▶ **RECORDS TO PROCESS**
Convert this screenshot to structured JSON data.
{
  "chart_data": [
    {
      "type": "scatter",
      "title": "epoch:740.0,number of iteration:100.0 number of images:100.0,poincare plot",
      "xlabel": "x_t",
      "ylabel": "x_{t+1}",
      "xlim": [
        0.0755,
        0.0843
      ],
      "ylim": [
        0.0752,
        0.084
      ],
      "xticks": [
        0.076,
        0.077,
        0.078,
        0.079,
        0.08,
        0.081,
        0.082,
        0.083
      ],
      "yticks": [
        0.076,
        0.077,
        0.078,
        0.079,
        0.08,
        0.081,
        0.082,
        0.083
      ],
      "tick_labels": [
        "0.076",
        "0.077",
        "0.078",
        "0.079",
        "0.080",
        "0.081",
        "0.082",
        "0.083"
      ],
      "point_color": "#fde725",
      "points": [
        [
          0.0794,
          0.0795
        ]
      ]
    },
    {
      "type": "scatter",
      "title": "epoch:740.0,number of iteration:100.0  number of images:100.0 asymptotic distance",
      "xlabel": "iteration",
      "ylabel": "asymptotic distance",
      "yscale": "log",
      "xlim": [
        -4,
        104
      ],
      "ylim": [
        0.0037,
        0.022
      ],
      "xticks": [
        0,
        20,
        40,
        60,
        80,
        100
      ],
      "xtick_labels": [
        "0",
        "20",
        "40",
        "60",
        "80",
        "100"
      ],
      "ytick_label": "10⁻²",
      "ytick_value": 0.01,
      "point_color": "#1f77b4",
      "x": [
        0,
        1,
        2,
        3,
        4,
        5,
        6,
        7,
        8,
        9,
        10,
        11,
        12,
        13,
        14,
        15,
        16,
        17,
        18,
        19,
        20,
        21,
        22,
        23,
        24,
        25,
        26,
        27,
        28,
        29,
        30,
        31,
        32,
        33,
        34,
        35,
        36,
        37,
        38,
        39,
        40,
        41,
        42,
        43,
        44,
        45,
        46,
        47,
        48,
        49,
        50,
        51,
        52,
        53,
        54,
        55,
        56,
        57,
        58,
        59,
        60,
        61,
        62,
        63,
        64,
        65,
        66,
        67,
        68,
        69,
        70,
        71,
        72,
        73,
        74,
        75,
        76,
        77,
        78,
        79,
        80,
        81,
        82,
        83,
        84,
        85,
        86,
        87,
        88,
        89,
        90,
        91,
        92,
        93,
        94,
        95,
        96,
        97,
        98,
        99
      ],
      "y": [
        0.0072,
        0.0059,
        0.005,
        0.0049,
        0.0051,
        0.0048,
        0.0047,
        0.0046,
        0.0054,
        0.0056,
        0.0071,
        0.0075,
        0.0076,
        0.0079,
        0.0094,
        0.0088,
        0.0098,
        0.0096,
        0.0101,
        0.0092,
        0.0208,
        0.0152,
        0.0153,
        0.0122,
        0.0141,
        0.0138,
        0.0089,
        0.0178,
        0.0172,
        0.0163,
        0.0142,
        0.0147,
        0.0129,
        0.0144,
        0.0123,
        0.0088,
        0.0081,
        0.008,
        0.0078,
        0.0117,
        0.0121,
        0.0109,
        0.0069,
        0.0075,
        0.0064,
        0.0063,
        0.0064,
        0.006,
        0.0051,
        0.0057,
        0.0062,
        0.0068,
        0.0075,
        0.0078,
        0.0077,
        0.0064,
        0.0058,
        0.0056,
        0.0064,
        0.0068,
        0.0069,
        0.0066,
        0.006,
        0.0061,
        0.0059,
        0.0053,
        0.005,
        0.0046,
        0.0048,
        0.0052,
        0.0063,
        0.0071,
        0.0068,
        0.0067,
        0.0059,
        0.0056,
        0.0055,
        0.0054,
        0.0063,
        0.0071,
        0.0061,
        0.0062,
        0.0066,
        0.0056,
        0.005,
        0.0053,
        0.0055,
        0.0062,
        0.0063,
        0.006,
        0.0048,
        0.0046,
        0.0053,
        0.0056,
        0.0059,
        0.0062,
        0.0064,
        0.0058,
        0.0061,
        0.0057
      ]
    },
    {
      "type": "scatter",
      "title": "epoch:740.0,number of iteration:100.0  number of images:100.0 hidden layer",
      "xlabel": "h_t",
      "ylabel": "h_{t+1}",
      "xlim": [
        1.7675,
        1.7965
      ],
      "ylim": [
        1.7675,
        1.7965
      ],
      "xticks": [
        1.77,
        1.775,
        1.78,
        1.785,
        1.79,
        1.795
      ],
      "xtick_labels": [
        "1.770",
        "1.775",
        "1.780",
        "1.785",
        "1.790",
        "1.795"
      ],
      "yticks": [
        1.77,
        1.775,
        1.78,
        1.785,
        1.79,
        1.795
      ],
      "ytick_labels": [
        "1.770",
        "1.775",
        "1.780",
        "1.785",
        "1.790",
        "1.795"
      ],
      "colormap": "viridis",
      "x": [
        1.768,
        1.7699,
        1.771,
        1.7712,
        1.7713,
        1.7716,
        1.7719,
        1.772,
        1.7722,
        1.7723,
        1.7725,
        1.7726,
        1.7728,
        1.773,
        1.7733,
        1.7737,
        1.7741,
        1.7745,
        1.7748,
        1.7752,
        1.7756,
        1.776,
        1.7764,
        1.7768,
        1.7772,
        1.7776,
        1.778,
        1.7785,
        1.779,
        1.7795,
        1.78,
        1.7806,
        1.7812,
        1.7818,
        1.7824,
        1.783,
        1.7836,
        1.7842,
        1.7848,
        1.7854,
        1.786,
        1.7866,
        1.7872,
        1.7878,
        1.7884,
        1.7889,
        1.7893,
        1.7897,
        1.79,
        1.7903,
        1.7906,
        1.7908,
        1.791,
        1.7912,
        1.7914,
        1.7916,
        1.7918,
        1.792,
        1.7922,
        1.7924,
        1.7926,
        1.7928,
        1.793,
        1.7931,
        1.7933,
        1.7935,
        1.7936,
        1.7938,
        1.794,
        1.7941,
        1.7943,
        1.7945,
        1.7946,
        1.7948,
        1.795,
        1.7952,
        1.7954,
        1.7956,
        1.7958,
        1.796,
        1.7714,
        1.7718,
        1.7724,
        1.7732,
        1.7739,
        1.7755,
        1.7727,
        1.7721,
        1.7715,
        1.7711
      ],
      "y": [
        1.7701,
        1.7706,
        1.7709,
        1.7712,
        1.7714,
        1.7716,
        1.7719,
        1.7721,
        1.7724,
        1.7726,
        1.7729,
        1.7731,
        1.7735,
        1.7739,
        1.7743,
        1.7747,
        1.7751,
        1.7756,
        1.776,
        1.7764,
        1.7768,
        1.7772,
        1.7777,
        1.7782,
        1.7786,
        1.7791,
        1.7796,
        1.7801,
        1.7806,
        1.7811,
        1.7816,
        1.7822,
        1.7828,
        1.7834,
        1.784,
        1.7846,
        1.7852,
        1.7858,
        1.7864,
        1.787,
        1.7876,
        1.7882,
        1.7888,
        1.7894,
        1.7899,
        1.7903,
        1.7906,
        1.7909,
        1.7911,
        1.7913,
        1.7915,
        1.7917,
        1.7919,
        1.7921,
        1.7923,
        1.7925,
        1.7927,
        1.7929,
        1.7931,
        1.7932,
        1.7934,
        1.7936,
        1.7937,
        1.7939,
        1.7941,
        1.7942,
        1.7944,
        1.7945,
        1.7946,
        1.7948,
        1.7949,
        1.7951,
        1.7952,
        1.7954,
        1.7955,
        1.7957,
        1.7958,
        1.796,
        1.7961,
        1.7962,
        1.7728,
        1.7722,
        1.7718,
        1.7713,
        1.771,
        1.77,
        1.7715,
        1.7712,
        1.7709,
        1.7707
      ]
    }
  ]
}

▶ **GIVEN REQUEST**
Determine how many lines in the records contain "xlabel", and reply with the number only.

▶ **COMPLETE RESPONSE**
3